- [Estratto pagina]
·····
Domotica: non bastano degli oggetti smart, serve un sistema

UN SISTEMA CON PROTOCOLLI (LINGUAGGI) RICONOSCIUTI E CHE CI PROTEGGA AL MEGLIO DA ATTACCHI O FURTI DI DATI

“Gli oggetti ‘smart’: belli, utili, ma…”: ne ho parlato la settimana scorsa, riferendomi in particolare agli assistenti vocali, che sono una categoria di oggetti smart (qui il link all’articolo). Ho sottolineato come, dietro al successo commerciale di questi dispositivi che vengono proposti come ottimi regali di natale, non ci sia forse piena consapevolezza di cosa si stia comprando.

Tra i punti analizzati nell’articolo, voglio oggi approfondirne uno che è quello, a mio avviso, centrale, perché attorno vi ruota tutta l’analisi: acquistare oggetti “intelligenti” non significa acquistare un sistema di domotica.

“SMART” NON È DOMOTICA

Purtroppo le due cose vengono sovrapposte: brand molto noti hanno annunciato la possibilità di far interfacciare assistenti vocali come Amazon Echo o Google Home non solo con lampade o televisori, ma anche con serrature e impianti di allarme.

Ora, ricordiamoci che un sistema domotico funziona attraverso dei linguaggi, i cosiddetti protocolli, e che oggi l’unico protocollo standard riconosciuto a livello mondiale è il KNX. Questo perché è un protocollo aperto, multimarca, cioè comprende prodotti di centinaia di aziende, sottoposti a test di qualità e che garantiscono al cliente molta scelta e l’integrazione di molte funzioni.

È un punto importante: da una decina di anni i professionisti e le aziende KNX integrano, volendo, comandi vocali nei sistemi di domotica, con un controllo continuo:

  • sulla qualità;
  • e sulla sicurezza (ma lo vedremo più sotto).

Quello che le aziende produttrici e distributrici di oggetti “smart” offrono sono tecnologie divertenti e comode da usare, ma non sono il top soprattutto.
·····
[Voci di dati estratte]
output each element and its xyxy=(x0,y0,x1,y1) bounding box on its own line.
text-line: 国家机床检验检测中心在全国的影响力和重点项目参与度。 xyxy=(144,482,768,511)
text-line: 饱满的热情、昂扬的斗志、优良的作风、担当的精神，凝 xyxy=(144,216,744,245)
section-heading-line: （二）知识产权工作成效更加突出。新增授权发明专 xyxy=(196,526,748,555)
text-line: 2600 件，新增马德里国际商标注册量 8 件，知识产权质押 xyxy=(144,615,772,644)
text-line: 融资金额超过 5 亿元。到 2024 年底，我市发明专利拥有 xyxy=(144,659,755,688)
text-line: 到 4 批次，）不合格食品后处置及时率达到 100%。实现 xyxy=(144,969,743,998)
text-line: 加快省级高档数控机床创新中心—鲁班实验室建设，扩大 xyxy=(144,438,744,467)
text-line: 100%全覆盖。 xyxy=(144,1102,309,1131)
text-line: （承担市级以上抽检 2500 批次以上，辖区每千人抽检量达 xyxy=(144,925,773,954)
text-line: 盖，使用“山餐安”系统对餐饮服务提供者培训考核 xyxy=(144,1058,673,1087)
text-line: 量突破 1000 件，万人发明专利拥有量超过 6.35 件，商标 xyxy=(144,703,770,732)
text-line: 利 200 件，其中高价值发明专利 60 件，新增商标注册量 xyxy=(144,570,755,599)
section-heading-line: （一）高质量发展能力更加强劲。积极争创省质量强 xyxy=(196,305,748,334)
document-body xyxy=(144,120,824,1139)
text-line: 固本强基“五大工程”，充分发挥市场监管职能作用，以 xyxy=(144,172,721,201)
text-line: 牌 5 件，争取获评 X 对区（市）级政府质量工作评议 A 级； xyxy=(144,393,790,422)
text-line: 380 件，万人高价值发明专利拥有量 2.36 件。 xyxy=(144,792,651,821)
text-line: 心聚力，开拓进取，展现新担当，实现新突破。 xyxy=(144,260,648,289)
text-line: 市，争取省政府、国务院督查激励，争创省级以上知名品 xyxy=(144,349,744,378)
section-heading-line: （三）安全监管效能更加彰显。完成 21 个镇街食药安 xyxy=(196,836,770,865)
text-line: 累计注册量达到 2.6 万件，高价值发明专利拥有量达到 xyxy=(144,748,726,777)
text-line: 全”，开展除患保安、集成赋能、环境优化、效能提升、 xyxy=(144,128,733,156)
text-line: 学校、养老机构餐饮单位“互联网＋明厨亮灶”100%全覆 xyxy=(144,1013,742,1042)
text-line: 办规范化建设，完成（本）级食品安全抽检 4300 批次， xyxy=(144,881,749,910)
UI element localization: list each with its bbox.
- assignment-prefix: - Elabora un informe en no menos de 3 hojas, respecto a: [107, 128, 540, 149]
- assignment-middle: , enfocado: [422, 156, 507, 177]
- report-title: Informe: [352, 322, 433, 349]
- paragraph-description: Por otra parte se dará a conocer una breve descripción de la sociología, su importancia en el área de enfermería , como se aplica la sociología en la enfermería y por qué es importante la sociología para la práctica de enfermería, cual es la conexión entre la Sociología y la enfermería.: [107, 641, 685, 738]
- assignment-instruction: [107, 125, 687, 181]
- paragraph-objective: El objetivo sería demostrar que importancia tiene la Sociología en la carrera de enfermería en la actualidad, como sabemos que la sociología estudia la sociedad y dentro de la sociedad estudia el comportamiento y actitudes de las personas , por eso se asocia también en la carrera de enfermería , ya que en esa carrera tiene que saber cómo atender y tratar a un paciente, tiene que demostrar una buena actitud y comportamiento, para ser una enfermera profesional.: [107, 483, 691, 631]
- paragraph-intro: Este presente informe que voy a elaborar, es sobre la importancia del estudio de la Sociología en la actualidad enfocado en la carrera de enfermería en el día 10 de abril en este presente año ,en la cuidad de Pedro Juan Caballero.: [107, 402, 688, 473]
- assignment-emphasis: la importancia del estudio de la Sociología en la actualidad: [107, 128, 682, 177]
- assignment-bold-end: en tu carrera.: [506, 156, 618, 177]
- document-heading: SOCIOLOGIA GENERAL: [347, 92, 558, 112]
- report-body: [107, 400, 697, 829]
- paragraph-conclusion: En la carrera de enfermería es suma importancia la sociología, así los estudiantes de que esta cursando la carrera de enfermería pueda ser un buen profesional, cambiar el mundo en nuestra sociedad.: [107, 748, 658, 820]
·····
- [Esercizio proposto] Per favore, riscrivi il passo del testo sulla domotica tra "Purtroppo le due" e "di molte funzioni.", estremi inclusi, mettendo "tapparelle" al posto di "lampade". I dati non hanno alcun legame con il testo sulla domotica.

- [Soluzione esercizio]
Purtroppo le due cose vengono sovrapposte: brand molto noti hanno annunciato la possibilità di far interfacciare assistenti vocali come Amazon Echo o Google Home non solo con tapparelle o televisori, ma anche con serrature e impianti di allarme.

Ora, ricordiamoci che un sistema domotico funziona attraverso dei linguaggi, i cosiddetti protocolli, e che oggi l’unico protocollo standard riconosciuto a livello mondiale è il KNX. Questo perché è un protocollo aperto, multimarca, cioè comprende prodotti di centinaia di aziende, sottoposti a test di qualità e che garantiscono al cliente molta scelta e l’integrazione di molte funzioni.